## Stated exercise
Please write the listing below out again exactly, leaving every picture behind.

-- start Supplied data --

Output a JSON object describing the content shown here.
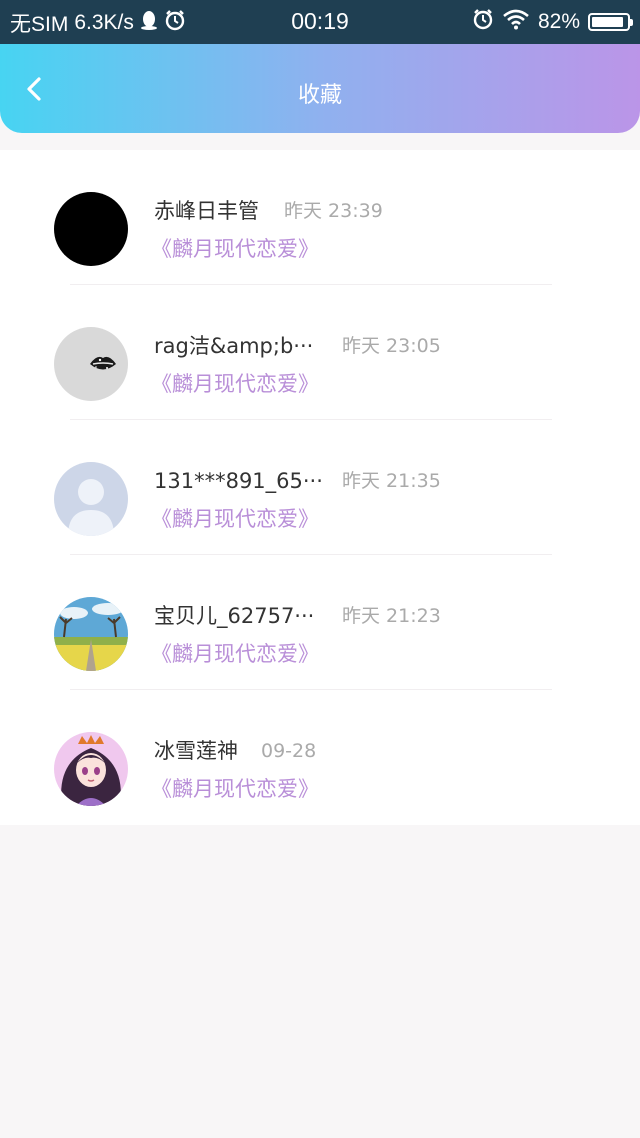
{
  "status_bar": {
    "carrier": "无SIM",
    "speed": "6.3K/s",
    "time": "00:19",
    "battery": "82%"
  },
  "header": {
    "title": "收藏",
    "back_icon": "chevron-left-icon"
  },
  "favorites": [
    {
      "name": "赤峰日丰管",
      "time": "昨天 23:39",
      "title": "《麟月现代恋爱》",
      "avatar": "black-avatar"
    },
    {
      "name": "rag洁&amp;b···",
      "time": "昨天 23:05",
      "title": "《麟月现代恋爱》",
      "avatar": "lips-avatar"
    },
    {
      "name": "131***891_65···",
      "time": "昨天 21:35",
      "title": "《麟月现代恋爱》",
      "avatar": "default-person-avatar"
    },
    {
      "name": "宝贝儿_62757···",
      "time": "昨天 21:23",
      "title": "《麟月现代恋爱》",
      "avatar": "landscape-avatar"
    },
    {
      "name": "冰雪莲神",
      "time": "09-28",
      "title": "《麟月现代恋爱》",
      "avatar": "anime-girl-avatar"
    }
  ],
  "colors": {
    "header_gradient_start": "#47d4f2",
    "header_gradient_end": "#bb95e8",
    "title_link": "#b98fd8"
  }
}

-- end Supplied data --

## Task solution
Output a JSON object describing the content shown here.
{
  "status_bar": {
    "carrier": "无SIM",
    "speed": "6.3K/s",
    "time": "00:19",
    "battery": "82%"
  },
  "header": {
    "title": "收藏",
    "back_icon": "chevron-left-icon"
  },
  "favorites": [
    {
      "name": "赤峰日丰管",
      "time": "昨天 23:39",
      "title": "《麟月现代恋爱》",
      "avatar": "black-avatar"
    },
    {
      "name": "rag洁&amp;b···",
      "time": "昨天 23:05",
      "title": "《麟月现代恋爱》",
      "avatar": "lips-avatar"
    },
    {
      "name": "131***891_65···",
      "time": "昨天 21:35",
      "title": "《麟月现代恋爱》",
      "avatar": "default-person-avatar"
    },
    {
      "name": "宝贝儿_62757···",
      "time": "昨天 21:23",
      "title": "《麟月现代恋爱》",
      "avatar": "landscape-avatar"
    },
    {
      "name": "冰雪莲神",
      "time": "09-28",
      "title": "《麟月现代恋爱》",
      "avatar": "anime-girl-avatar"
    }
  ],
  "colors": {
    "header_gradient_start": "#47d4f2",
    "header_gradient_end": "#bb95e8",
    "title_link": "#b98fd8"
  }
}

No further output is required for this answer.